* **Objective**: Produce the listing below again, exactly as shown.

* **Record list**:
++++
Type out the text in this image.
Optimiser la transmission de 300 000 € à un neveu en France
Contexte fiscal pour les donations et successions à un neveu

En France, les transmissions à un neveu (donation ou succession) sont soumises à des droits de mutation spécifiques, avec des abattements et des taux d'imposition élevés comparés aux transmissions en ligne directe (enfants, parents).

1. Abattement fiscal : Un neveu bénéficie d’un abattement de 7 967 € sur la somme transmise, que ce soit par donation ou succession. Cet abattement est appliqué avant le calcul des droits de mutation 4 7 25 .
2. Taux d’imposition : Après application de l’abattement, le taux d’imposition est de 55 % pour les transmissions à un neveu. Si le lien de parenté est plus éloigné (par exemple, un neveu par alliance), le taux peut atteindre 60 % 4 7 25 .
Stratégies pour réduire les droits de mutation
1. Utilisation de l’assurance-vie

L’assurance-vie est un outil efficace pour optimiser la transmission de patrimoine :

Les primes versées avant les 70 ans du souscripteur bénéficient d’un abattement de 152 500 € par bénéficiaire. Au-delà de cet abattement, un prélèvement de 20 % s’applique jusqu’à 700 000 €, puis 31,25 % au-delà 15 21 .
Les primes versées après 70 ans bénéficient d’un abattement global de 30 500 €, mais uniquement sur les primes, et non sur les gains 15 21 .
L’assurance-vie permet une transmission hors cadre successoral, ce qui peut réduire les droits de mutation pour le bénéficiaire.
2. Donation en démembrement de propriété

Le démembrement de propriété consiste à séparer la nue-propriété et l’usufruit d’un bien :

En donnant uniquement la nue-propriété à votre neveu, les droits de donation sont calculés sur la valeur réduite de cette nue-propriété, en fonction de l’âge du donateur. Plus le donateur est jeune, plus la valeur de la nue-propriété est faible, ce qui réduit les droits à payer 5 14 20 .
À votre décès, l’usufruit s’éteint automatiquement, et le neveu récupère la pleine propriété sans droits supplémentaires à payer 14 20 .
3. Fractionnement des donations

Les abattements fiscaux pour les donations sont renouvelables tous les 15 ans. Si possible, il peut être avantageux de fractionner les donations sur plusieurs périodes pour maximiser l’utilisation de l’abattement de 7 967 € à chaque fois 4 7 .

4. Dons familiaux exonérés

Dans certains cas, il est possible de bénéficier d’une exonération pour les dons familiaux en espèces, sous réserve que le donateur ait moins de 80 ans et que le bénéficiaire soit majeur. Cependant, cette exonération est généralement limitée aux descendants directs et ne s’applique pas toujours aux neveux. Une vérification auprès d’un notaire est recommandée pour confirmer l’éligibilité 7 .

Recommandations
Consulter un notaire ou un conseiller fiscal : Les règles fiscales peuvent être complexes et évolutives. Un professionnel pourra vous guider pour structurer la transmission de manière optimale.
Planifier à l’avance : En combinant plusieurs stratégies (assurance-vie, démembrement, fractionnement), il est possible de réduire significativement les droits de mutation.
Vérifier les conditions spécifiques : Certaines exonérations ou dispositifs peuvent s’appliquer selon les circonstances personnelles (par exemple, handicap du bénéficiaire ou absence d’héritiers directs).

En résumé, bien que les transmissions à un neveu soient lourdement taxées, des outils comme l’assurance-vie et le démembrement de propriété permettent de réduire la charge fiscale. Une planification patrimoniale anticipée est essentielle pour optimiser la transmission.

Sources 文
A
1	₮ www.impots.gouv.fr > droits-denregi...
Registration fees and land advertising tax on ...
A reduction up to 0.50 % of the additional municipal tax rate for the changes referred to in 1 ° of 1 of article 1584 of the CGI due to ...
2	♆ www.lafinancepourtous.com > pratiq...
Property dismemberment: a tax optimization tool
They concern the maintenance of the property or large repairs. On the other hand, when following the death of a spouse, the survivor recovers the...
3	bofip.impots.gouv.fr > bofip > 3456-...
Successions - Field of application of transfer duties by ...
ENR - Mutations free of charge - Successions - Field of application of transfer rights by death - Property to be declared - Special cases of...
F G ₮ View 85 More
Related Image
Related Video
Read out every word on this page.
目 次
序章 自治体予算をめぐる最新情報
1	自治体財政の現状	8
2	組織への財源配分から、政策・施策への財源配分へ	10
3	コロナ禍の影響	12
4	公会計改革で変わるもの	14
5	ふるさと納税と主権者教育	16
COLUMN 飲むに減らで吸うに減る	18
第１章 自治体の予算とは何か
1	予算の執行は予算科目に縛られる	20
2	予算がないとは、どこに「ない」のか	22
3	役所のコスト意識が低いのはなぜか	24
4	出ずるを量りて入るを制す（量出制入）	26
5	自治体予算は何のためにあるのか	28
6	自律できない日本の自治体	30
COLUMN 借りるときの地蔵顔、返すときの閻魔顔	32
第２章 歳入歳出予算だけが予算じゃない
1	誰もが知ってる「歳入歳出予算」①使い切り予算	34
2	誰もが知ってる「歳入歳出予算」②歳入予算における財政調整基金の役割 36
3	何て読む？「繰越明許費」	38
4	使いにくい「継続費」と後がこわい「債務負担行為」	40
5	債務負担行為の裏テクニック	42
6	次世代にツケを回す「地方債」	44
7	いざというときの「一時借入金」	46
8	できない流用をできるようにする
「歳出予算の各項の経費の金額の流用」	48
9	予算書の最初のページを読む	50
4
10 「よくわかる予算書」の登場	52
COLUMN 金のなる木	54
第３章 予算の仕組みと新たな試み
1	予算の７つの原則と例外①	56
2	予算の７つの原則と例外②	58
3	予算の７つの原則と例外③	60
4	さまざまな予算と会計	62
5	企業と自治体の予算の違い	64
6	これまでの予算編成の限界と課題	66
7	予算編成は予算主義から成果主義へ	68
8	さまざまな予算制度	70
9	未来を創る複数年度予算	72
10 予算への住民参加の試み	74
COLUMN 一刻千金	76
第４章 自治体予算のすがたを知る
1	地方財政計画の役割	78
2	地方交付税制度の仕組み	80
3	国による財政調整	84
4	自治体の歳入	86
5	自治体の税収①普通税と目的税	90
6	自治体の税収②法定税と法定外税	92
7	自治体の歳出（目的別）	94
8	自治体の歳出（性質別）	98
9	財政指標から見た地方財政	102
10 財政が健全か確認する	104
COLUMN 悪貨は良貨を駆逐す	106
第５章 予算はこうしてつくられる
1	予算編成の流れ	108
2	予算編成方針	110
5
++++
* **Solution to the problem**:
Type out the text in this image.
Optimiser la transmission de 300 000 € à un neveu en France
Contexte fiscal pour les donations et successions à un neveu

En France, les transmissions à un neveu (donation ou succession) sont soumises à des droits de mutation spécifiques, avec des abattements et des taux d'imposition élevés comparés aux transmissions en ligne directe (enfants, parents).

1. Abattement fiscal : Un neveu bénéficie d’un abattement de 7 967 € sur la somme transmise, que ce soit par donation ou succession. Cet abattement est appliqué avant le calcul des droits de mutation 4 7 25 .
2. Taux d’imposition : Après application de l’abattement, le taux d’imposition est de 55 % pour les transmissions à un neveu. Si le lien de parenté est plus éloigné (par exemple, un neveu par alliance), le taux peut atteindre 60 % 4 7 25 .
Stratégies pour réduire les droits de mutation
1. Utilisation de l’assurance-vie

L’assurance-vie est un outil efficace pour optimiser la transmission de patrimoine :

Les primes versées avant les 70 ans du souscripteur bénéficient d’un abattement de 152 500 € par bénéficiaire. Au-delà de cet abattement, un prélèvement de 20 % s’applique jusqu’à 700 000 €, puis 31,25 % au-delà 15 21 .
Les primes versées après 70 ans bénéficient d’un abattement global de 30 500 €, mais uniquement sur les primes, et non sur les gains 15 21 .
L’assurance-vie permet une transmission hors cadre successoral, ce qui peut réduire les droits de mutation pour le bénéficiaire.
2. Donation en démembrement de propriété

Le démembrement de propriété consiste à séparer la nue-propriété et l’usufruit d’un bien :

En donnant uniquement la nue-propriété à votre neveu, les droits de donation sont calculés sur la valeur réduite de cette nue-propriété, en fonction de l’âge du donateur. Plus le donateur est jeune, plus la valeur de la nue-propriété est faible, ce qui réduit les droits à payer 5 14 20 .
À votre décès, l’usufruit s’éteint automatiquement, et le neveu récupère la pleine propriété sans droits supplémentaires à payer 14 20 .
3. Fractionnement des donations

Les abattements fiscaux pour les donations sont renouvelables tous les 15 ans. Si possible, il peut être avantageux de fractionner les donations sur plusieurs périodes pour maximiser l’utilisation de l’abattement de 7 967 € à chaque fois 4 7 .

4. Dons familiaux exonérés

Dans certains cas, il est possible de bénéficier d’une exonération pour les dons familiaux en espèces, sous réserve que le donateur ait moins de 80 ans et que le bénéficiaire soit majeur. Cependant, cette exonération est généralement limitée aux descendants directs et ne s’applique pas toujours aux neveux. Une vérification auprès d’un notaire est recommandée pour confirmer l’éligibilité 7 .

Recommandations
Consulter un notaire ou un conseiller fiscal : Les règles fiscales peuvent être complexes et évolutives. Un professionnel pourra vous guider pour structurer la transmission de manière optimale.
Planifier à l’avance : En combinant plusieurs stratégies (assurance-vie, démembrement, fractionnement), il est possible de réduire significativement les droits de mutation.
Vérifier les conditions spécifiques : Certaines exonérations ou dispositifs peuvent s’appliquer selon les circonstances personnelles (par exemple, handicap du bénéficiaire ou absence d’héritiers directs).

En résumé, bien que les transmissions à un neveu soient lourdement taxées, des outils comme l’assurance-vie et le démembrement de propriété permettent de réduire la charge fiscale. Une planification patrimoniale anticipée est essentielle pour optimiser la transmission.

Sources 文
A
1	₮ www.impots.gouv.fr > droits-denregi...
Registration fees and land advertising tax on ...
A reduction up to 0.50 % of the additional municipal tax rate for the changes referred to in 1 ° of 1 of article 1584 of the CGI due to ...
2	♆ www.lafinancepourtous.com > pratiq...
Property dismemberment: a tax optimization tool
They concern the maintenance of the property or large repairs. On the other hand, when following the death of a spouse, the survivor recovers the...
3	bofip.impots.gouv.fr > bofip > 3456-...
Successions - Field of application of transfer duties by ...
ENR - Mutations free of charge - Successions - Field of application of transfer rights by death - Property to be declared - Special cases of...
F G ₮ View 85 More
Related Image
Related Video
Read out every word on this page.
目 次
序章 自治体予算をめぐる最新情報
1	自治体財政の現状	8
2	組織への財源配分から、政策・施策への財源配分へ	10
3	コロナ禍の影響	12
4	公会計改革で変わるもの	14
5	ふるさと納税と主権者教育	16
COLUMN 飲むに減らで吸うに減る	18
第１章 自治体の予算とは何か
1	予算の執行は予算科目に縛られる	20
2	予算がないとは、どこに「ない」のか	22
3	役所のコスト意識が低いのはなぜか	24
4	出ずるを量りて入るを制す（量出制入）	26
5	自治体予算は何のためにあるのか	28
6	自律できない日本の自治体	30
COLUMN 借りるときの地蔵顔、返すときの閻魔顔	32
第２章 歳入歳出予算だけが予算じゃない
1	誰もが知ってる「歳入歳出予算」①使い切り予算	34
2	誰もが知ってる「歳入歳出予算」②歳入予算における財政調整基金の役割 36
3	何て読む？「繰越明許費」	38
4	使いにくい「継続費」と後がこわい「債務負担行為」	40
5	債務負担行為の裏テクニック	42
6	次世代にツケを回す「地方債」	44
7	いざというときの「一時借入金」	46
8	できない流用をできるようにする
「歳出予算の各項の経費の金額の流用」	48
9	予算書の最初のページを読む	50
4
10 「よくわかる予算書」の登場	52
COLUMN 金のなる木	54
第３章 予算の仕組みと新たな試み
1	予算の７つの原則と例外①	56
2	予算の７つの原則と例外②	58
3	予算の７つの原則と例外③	60
4	さまざまな予算と会計	62
5	企業と自治体の予算の違い	64
6	これまでの予算編成の限界と課題	66
7	予算編成は予算主義から成果主義へ	68
8	さまざまな予算制度	70
9	未来を創る複数年度予算	72
10 予算への住民参加の試み	74
COLUMN 一刻千金	76
第４章 自治体予算のすがたを知る
1	地方財政計画の役割	78
2	地方交付税制度の仕組み	80
3	国による財政調整	84
4	自治体の歳入	86
5	自治体の税収①普通税と目的税	90
6	自治体の税収②法定税と法定外税	92
7	自治体の歳出（目的別）	94
8	自治体の歳出（性質別）	98
9	財政指標から見た地方財政	102
10 財政が健全か確認する	104
COLUMN 悪貨は良貨を駆逐す	106
第５章 予算はこうしてつくられる
1	予算編成の流れ	108
2	予算編成方針	110
5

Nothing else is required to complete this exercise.